▶ Task directions:
Check each line of the entries below for the string "JSON"; copy every line where it appears.

▶ Entries provided:
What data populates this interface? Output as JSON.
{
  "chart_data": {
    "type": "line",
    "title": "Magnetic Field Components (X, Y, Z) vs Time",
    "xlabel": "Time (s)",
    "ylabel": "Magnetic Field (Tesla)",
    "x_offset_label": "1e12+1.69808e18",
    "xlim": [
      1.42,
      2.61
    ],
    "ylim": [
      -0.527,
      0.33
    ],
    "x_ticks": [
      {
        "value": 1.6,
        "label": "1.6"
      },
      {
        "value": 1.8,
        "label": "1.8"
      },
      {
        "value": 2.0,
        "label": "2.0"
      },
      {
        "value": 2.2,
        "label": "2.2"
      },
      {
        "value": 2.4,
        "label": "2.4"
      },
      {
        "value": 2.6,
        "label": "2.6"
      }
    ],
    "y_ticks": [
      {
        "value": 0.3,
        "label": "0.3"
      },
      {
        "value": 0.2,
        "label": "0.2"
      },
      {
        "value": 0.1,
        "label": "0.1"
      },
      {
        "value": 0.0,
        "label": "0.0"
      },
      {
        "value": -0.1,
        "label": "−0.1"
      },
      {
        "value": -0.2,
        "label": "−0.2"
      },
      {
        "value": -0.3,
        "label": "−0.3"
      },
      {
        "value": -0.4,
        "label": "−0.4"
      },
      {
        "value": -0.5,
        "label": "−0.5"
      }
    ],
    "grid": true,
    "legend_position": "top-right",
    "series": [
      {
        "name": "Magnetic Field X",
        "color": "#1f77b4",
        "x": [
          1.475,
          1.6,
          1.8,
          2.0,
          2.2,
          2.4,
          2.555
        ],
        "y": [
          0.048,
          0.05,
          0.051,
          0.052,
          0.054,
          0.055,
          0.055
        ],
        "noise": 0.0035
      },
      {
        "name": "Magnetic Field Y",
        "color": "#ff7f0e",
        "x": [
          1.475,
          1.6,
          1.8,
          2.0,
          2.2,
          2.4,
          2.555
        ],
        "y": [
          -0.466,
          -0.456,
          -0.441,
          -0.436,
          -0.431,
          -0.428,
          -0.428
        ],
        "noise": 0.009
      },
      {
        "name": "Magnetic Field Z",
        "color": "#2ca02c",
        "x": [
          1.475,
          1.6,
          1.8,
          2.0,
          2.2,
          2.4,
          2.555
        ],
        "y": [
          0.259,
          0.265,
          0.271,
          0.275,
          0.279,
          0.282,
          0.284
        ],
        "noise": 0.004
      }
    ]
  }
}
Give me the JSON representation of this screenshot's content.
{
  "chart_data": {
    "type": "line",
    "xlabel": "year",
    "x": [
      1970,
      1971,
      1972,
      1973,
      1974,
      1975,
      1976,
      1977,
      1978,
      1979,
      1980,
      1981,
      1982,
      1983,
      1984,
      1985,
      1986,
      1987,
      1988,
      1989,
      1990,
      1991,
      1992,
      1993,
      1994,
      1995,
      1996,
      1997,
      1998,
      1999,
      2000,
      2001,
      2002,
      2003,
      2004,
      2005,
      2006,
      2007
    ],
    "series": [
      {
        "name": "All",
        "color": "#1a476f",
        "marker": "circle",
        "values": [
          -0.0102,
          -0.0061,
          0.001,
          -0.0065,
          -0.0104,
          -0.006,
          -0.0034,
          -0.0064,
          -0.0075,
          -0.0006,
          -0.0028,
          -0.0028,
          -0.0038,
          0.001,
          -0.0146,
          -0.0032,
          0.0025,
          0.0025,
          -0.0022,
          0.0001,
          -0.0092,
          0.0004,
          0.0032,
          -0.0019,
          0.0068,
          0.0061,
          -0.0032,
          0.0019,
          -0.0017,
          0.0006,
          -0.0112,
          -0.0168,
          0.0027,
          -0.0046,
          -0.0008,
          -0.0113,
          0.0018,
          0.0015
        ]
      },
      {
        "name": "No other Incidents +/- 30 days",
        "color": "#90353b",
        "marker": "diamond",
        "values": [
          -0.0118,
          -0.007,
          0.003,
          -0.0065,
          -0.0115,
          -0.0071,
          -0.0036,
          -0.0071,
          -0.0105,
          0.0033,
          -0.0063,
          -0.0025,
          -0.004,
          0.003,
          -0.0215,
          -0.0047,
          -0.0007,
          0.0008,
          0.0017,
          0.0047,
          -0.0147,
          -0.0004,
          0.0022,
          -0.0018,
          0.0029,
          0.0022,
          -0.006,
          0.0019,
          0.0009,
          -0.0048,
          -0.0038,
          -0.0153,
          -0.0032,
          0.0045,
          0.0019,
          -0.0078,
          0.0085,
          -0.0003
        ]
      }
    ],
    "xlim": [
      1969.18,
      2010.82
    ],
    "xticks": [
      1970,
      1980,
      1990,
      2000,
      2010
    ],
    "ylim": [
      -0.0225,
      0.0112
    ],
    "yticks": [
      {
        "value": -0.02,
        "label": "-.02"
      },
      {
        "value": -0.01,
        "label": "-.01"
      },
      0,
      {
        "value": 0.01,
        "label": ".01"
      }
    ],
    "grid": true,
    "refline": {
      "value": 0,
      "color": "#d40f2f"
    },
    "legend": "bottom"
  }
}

▶ Output of the task:
What data populates this interface? Output as JSON.
Give me the JSON representation of this screenshot's content.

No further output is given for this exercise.